## What to produce
Write out every line of the material as it stands, apart from the pictures.

## Information provided
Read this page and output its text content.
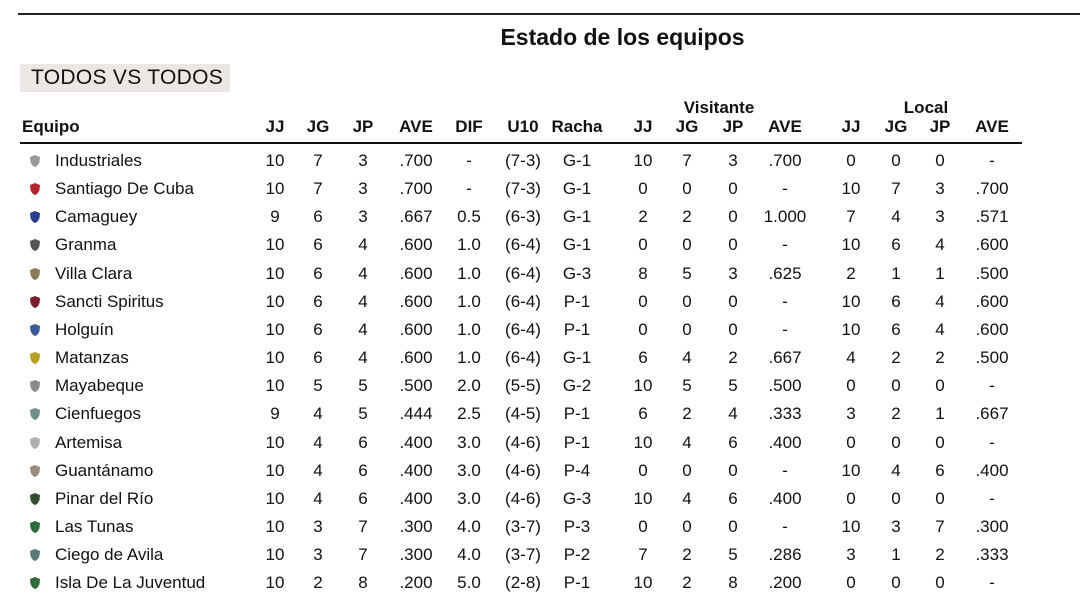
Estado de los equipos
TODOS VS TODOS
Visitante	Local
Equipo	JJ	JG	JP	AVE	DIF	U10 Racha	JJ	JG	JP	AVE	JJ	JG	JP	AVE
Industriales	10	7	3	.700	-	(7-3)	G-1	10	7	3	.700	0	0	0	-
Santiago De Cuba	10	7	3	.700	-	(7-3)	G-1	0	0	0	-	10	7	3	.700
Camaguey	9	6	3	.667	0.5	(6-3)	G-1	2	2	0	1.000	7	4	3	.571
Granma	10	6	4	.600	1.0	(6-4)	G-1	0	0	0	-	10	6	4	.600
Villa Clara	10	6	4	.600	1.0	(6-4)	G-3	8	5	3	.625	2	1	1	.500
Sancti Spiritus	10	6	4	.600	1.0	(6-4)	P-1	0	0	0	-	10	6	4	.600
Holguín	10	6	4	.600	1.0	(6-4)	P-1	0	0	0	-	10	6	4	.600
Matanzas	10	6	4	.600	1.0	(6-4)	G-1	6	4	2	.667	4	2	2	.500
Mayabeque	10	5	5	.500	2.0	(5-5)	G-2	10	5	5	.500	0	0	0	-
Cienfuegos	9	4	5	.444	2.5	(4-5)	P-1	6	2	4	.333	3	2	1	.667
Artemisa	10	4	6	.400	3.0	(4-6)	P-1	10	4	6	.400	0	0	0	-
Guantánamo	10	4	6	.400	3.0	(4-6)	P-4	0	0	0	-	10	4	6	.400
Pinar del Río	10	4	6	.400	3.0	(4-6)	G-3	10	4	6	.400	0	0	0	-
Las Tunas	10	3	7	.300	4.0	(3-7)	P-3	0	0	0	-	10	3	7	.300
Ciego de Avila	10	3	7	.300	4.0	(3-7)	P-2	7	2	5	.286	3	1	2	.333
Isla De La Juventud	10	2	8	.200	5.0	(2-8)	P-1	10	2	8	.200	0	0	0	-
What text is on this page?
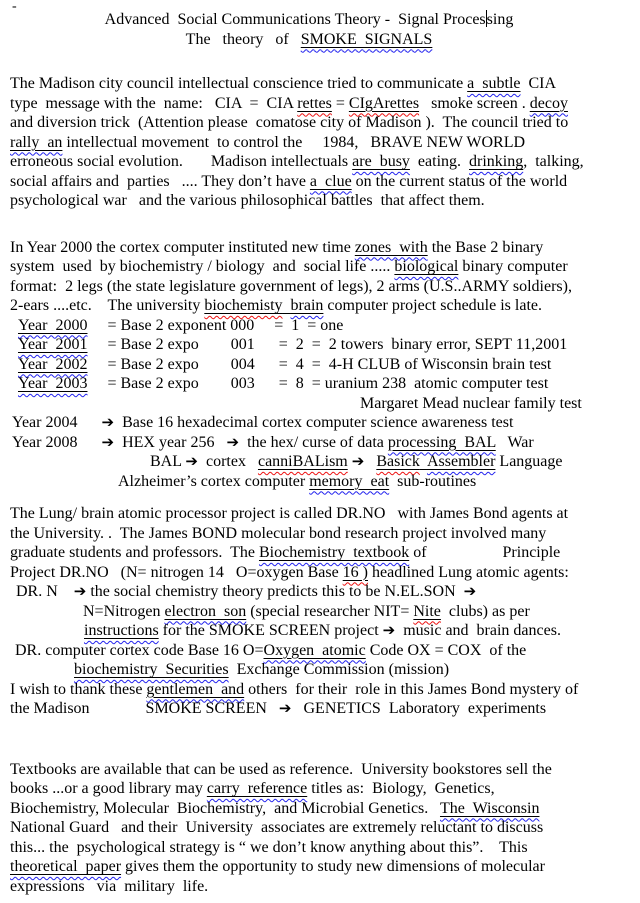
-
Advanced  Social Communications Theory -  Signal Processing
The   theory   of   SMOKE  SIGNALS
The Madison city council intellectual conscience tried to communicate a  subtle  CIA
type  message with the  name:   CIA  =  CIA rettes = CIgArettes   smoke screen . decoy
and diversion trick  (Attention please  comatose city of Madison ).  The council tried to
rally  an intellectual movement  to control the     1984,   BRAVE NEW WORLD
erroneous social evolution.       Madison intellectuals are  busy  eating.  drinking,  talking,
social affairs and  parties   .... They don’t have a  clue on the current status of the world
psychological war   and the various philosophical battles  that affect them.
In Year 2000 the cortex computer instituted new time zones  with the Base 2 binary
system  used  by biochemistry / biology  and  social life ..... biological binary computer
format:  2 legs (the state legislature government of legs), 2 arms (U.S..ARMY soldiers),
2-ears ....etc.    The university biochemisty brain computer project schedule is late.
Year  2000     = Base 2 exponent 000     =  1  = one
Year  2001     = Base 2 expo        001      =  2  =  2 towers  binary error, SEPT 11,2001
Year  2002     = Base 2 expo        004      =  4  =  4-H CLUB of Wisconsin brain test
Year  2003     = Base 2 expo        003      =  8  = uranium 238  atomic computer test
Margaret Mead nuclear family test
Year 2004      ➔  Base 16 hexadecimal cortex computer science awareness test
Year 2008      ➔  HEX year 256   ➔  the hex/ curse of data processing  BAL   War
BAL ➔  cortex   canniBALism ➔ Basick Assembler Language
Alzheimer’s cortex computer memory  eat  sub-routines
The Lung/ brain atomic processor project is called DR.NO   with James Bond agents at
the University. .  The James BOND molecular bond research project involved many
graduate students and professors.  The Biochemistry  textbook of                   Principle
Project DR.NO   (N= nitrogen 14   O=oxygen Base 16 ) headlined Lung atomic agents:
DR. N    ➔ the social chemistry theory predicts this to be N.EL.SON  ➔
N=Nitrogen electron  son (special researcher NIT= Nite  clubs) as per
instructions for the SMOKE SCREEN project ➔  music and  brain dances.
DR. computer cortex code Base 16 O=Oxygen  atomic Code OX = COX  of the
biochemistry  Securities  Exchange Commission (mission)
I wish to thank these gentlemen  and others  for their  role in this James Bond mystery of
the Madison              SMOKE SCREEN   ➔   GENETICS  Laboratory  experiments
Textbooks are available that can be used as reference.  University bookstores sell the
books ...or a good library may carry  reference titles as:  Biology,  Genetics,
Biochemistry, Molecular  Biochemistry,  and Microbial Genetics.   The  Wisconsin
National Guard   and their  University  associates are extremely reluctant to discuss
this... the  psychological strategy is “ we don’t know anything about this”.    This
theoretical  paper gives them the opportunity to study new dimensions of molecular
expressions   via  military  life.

## Result below
Read this page and output its text content.
Estado de los equipos
TODOS VS TODOS
Visitante	Local
Equipo	JJ	JG	JP	AVE	DIF	U10 Racha	JJ	JG	JP	AVE	JJ	JG	JP	AVE
Industriales	10	7	3	.700	-	(7-3)	G-1	10	7	3	.700	0	0	0	-
Santiago De Cuba	10	7	3	.700	-	(7-3)	G-1	0	0	0	-	10	7	3	.700
Camaguey	9	6	3	.667	0.5	(6-3)	G-1	2	2	0	1.000	7	4	3	.571
Granma	10	6	4	.600	1.0	(6-4)	G-1	0	0	0	-	10	6	4	.600
Villa Clara	10	6	4	.600	1.0	(6-4)	G-3	8	5	3	.625	2	1	1	.500
Sancti Spiritus	10	6	4	.600	1.0	(6-4)	P-1	0	0	0	-	10	6	4	.600
Holguín	10	6	4	.600	1.0	(6-4)	P-1	0	0	0	-	10	6	4	.600
Matanzas	10	6	4	.600	1.0	(6-4)	G-1	6	4	2	.667	4	2	2	.500
Mayabeque	10	5	5	.500	2.0	(5-5)	G-2	10	5	5	.500	0	0	0	-
Cienfuegos	9	4	5	.444	2.5	(4-5)	P-1	6	2	4	.333	3	2	1	.667
Artemisa	10	4	6	.400	3.0	(4-6)	P-1	10	4	6	.400	0	0	0	-
Guantánamo	10	4	6	.400	3.0	(4-6)	P-4	0	0	0	-	10	4	6	.400
Pinar del Río	10	4	6	.400	3.0	(4-6)	G-3	10	4	6	.400	0	0	0	-
Las Tunas	10	3	7	.300	4.0	(3-7)	P-3	0	0	0	-	10	3	7	.300
Ciego de Avila	10	3	7	.300	4.0	(3-7)	P-2	7	2	5	.286	3	1	2	.333
Isla De La Juventud	10	2	8	.200	5.0	(2-8)	P-1	10	2	8	.200	0	0	0	-
What text is on this page?
-
Advanced  Social Communications Theory -  Signal Processing
The   theory   of   SMOKE  SIGNALS
The Madison city council intellectual conscience tried to communicate a  subtle  CIA
type  message with the  name:   CIA  =  CIA rettes = CIgArettes   smoke screen . decoy
and diversion trick  (Attention please  comatose city of Madison ).  The council tried to
rally  an intellectual movement  to control the     1984,   BRAVE NEW WORLD
erroneous social evolution.       Madison intellectuals are  busy  eating.  drinking,  talking,
social affairs and  parties   .... They don’t have a  clue on the current status of the world
psychological war   and the various philosophical battles  that affect them.
In Year 2000 the cortex computer instituted new time zones  with the Base 2 binary
system  used  by biochemistry / biology  and  social life ..... biological binary computer
format:  2 legs (the state legislature government of legs), 2 arms (U.S..ARMY soldiers),
2-ears ....etc.    The university biochemisty brain computer project schedule is late.
Year  2000     = Base 2 exponent 000     =  1  = one
Year  2001     = Base 2 expo        001      =  2  =  2 towers  binary error, SEPT 11,2001
Year  2002     = Base 2 expo        004      =  4  =  4-H CLUB of Wisconsin brain test
Year  2003     = Base 2 expo        003      =  8  = uranium 238  atomic computer test
Margaret Mead nuclear family test
Year 2004      ➔  Base 16 hexadecimal cortex computer science awareness test
Year 2008      ➔  HEX year 256   ➔  the hex/ curse of data processing  BAL   War
BAL ➔  cortex   canniBALism ➔ Basick Assembler Language
Alzheimer’s cortex computer memory  eat  sub-routines
The Lung/ brain atomic processor project is called DR.NO   with James Bond agents at
the University. .  The James BOND molecular bond research project involved many
graduate students and professors.  The Biochemistry  textbook of                   Principle
Project DR.NO   (N= nitrogen 14   O=oxygen Base 16 ) headlined Lung atomic agents:
DR. N    ➔ the social chemistry theory predicts this to be N.EL.SON  ➔
N=Nitrogen electron  son (special researcher NIT= Nite  clubs) as per
instructions for the SMOKE SCREEN project ➔  music and  brain dances.
DR. computer cortex code Base 16 O=Oxygen  atomic Code OX = COX  of the
biochemistry  Securities  Exchange Commission (mission)
I wish to thank these gentlemen  and others  for their  role in this James Bond mystery of
the Madison              SMOKE SCREEN   ➔   GENETICS  Laboratory  experiments
Textbooks are available that can be used as reference.  University bookstores sell the
books ...or a good library may carry  reference titles as:  Biology,  Genetics,
Biochemistry, Molecular  Biochemistry,  and Microbial Genetics.   The  Wisconsin
National Guard   and their  University  associates are extremely reluctant to discuss
this... the  psychological strategy is “ we don’t know anything about this”.    This
theoretical  paper gives them the opportunity to study new dimensions of molecular
expressions   via  military  life.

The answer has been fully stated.